> **Your instructions**
Scan the material and copy every line in which "content" appears.

> **Provided data**
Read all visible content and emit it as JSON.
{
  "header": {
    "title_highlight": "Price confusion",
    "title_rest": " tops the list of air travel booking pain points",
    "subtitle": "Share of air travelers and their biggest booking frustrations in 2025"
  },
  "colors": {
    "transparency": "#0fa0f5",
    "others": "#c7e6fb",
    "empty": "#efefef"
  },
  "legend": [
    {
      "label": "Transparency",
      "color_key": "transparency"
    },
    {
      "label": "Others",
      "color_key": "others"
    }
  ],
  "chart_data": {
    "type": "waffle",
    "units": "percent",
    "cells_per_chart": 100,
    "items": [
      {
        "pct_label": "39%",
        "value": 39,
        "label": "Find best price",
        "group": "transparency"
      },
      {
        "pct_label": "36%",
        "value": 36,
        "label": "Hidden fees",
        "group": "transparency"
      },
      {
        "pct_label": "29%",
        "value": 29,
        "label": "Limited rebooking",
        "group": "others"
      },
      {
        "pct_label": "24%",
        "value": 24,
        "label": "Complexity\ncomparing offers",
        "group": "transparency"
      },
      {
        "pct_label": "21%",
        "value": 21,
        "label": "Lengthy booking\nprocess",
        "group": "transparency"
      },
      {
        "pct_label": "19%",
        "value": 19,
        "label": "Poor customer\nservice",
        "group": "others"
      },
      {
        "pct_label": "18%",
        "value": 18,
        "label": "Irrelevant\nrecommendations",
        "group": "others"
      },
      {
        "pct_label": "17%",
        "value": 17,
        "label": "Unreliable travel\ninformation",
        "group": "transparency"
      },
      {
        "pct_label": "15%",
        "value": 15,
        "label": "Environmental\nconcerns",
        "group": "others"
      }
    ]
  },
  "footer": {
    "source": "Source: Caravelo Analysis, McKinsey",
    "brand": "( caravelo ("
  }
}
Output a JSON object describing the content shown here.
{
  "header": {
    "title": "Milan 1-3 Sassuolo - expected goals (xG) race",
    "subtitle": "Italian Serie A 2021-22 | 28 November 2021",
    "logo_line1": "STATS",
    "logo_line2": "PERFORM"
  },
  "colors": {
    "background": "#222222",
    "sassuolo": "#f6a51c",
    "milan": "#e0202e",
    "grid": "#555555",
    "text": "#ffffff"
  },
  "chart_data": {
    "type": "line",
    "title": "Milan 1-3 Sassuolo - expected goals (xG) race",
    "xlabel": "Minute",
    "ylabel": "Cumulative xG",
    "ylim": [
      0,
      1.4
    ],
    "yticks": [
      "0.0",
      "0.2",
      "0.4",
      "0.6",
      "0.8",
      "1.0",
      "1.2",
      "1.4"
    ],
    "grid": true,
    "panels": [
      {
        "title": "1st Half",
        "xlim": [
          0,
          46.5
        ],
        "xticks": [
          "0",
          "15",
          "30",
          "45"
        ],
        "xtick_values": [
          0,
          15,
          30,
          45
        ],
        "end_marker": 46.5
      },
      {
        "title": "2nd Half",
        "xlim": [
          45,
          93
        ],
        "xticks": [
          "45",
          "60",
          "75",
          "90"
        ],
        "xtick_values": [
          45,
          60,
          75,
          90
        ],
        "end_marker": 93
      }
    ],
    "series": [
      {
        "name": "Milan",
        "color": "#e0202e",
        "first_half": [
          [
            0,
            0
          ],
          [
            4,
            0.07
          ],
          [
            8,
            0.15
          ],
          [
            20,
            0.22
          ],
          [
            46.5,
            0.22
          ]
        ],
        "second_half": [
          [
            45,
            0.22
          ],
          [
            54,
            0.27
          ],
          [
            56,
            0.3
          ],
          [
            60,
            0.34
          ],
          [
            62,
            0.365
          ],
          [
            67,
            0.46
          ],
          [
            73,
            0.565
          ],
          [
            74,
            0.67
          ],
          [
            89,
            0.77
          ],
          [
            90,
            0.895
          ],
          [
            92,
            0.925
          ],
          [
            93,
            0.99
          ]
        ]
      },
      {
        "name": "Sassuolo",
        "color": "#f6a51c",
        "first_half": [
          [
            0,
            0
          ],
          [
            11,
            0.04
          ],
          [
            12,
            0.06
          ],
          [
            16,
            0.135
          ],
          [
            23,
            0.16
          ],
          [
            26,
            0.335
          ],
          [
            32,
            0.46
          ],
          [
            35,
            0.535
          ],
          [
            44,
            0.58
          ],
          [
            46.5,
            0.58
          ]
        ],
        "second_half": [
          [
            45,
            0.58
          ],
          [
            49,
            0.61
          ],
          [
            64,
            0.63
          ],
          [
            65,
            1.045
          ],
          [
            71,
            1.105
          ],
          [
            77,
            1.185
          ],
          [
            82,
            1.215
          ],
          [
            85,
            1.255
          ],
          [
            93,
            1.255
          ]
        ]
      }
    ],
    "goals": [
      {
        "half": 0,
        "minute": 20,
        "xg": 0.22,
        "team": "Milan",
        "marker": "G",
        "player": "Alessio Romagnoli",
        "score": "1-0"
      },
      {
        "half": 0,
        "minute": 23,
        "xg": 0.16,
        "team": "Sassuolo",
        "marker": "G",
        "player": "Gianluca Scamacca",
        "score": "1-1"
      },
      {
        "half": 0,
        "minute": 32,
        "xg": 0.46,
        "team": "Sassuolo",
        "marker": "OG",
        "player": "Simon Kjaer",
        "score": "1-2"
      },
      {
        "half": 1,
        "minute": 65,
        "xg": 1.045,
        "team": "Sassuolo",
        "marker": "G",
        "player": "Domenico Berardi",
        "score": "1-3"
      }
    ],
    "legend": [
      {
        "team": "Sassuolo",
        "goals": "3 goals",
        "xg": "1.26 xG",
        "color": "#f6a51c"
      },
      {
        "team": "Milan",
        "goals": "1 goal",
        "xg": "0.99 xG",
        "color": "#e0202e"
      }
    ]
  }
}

> **In response**
Read all visible content and emit it as JSON.
Output a JSON object describing the content shown here.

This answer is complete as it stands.